(EXERCISE DIRECTIONS) Find the lines in these entries that include the word "group" and state how many there are, with no other words.

(THE INPUT)

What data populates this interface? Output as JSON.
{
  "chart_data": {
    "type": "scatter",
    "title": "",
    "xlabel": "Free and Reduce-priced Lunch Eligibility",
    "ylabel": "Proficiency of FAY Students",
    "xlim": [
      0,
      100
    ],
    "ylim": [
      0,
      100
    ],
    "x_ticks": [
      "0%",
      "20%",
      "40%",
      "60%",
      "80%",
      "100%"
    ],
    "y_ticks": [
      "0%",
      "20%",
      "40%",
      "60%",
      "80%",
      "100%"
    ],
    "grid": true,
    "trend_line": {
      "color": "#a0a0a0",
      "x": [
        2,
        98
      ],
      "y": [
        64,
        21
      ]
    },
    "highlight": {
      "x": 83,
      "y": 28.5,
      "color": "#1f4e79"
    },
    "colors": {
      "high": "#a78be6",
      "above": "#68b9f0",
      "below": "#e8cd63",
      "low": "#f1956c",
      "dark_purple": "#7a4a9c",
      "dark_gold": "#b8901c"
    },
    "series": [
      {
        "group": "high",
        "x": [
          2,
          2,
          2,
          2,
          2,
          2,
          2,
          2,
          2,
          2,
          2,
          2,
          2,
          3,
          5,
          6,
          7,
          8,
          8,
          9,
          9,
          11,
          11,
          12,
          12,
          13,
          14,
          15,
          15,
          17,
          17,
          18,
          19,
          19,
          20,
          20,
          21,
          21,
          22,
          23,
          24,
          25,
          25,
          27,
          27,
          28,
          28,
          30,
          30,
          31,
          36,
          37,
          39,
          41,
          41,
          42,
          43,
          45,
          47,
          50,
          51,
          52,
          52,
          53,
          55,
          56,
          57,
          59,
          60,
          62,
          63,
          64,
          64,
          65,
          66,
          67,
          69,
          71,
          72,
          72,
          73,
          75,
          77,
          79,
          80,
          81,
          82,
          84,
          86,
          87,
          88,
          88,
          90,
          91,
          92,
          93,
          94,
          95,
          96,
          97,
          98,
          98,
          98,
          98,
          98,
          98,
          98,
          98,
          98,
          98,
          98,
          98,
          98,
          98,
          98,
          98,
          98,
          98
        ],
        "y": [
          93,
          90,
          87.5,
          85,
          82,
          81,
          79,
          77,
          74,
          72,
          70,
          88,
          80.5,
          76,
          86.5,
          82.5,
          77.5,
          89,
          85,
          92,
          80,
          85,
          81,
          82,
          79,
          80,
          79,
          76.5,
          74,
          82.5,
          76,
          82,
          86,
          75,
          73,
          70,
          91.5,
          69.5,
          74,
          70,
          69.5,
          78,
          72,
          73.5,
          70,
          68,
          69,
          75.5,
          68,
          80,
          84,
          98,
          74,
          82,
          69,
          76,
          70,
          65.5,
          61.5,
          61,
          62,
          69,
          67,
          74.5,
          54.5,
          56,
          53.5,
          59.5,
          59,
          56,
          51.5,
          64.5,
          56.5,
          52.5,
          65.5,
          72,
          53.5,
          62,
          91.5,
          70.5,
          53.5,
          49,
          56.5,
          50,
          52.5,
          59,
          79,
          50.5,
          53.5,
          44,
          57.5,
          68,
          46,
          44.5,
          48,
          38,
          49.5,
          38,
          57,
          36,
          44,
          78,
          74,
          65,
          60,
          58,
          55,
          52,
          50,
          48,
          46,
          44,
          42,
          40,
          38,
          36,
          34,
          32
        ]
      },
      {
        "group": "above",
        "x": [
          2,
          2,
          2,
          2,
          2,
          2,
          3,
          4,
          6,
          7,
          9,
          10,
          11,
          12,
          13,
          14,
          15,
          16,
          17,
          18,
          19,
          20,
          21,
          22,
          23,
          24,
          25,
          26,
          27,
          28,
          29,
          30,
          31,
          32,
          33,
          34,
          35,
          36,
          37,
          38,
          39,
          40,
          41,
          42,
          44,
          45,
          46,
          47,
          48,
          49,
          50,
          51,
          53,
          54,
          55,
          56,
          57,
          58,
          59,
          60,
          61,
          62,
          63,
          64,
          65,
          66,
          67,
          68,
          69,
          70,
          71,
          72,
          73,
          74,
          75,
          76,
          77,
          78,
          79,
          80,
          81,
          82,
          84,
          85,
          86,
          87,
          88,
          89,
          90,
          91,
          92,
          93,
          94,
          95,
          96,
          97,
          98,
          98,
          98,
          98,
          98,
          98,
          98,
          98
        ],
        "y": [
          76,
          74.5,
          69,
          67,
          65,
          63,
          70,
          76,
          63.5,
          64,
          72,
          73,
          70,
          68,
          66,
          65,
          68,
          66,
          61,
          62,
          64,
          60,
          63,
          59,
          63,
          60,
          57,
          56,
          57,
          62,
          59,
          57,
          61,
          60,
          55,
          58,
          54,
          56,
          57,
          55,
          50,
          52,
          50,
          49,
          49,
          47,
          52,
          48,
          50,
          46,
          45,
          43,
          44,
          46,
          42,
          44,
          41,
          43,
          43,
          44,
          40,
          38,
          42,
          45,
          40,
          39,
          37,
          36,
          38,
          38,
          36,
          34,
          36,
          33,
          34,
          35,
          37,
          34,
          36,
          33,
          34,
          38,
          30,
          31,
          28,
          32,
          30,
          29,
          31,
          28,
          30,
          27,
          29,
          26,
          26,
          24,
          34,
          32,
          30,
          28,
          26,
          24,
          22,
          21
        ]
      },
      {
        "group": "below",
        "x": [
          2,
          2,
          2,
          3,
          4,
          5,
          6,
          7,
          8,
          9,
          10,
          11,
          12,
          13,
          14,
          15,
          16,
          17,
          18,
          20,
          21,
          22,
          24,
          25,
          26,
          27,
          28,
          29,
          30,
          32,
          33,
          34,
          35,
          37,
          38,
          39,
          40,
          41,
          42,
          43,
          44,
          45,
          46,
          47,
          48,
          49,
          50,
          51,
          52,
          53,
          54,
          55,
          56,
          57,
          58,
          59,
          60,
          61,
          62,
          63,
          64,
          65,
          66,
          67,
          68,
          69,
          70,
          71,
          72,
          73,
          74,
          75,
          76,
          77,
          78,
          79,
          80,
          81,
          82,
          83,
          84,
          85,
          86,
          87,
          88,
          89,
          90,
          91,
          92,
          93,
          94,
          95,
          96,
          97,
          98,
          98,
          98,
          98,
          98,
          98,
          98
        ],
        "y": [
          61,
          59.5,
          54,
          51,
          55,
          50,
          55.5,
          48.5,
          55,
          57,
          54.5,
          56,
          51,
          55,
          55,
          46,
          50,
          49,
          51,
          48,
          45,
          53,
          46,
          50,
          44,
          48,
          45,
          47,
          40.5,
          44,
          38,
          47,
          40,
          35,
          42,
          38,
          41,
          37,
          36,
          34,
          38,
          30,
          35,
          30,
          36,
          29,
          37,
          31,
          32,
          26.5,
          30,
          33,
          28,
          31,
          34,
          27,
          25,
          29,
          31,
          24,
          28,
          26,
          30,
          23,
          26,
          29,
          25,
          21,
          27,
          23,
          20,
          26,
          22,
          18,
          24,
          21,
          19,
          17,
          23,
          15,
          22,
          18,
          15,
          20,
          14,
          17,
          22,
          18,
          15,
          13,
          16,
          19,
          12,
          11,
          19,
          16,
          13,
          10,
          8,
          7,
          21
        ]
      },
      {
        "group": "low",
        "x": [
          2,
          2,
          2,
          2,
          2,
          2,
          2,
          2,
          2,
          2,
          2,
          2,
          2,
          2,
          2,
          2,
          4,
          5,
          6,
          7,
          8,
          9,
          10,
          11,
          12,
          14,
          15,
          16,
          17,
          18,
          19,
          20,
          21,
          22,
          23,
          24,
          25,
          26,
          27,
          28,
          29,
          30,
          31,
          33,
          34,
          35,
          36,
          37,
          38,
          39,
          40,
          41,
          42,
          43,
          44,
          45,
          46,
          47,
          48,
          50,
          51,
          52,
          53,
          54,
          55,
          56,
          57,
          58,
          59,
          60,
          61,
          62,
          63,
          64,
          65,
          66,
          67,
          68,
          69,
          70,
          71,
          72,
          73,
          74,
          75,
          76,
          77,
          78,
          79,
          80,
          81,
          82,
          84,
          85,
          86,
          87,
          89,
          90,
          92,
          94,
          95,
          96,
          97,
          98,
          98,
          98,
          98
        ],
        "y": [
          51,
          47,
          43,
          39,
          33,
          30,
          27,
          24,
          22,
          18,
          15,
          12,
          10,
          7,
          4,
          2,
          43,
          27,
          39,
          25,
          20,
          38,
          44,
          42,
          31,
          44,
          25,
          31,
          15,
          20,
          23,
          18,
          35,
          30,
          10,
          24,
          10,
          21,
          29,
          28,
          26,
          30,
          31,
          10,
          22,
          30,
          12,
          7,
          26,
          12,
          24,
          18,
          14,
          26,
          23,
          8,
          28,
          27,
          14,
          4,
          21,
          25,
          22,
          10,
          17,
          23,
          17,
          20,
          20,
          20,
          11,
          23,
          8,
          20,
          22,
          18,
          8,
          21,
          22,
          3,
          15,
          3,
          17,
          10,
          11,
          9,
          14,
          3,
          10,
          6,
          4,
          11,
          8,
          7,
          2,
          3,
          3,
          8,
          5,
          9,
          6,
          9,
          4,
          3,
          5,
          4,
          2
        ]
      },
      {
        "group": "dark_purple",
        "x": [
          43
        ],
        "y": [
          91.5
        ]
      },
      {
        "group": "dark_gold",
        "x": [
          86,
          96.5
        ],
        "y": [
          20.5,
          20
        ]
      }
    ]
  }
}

(COMPLETE RESPONSE) 6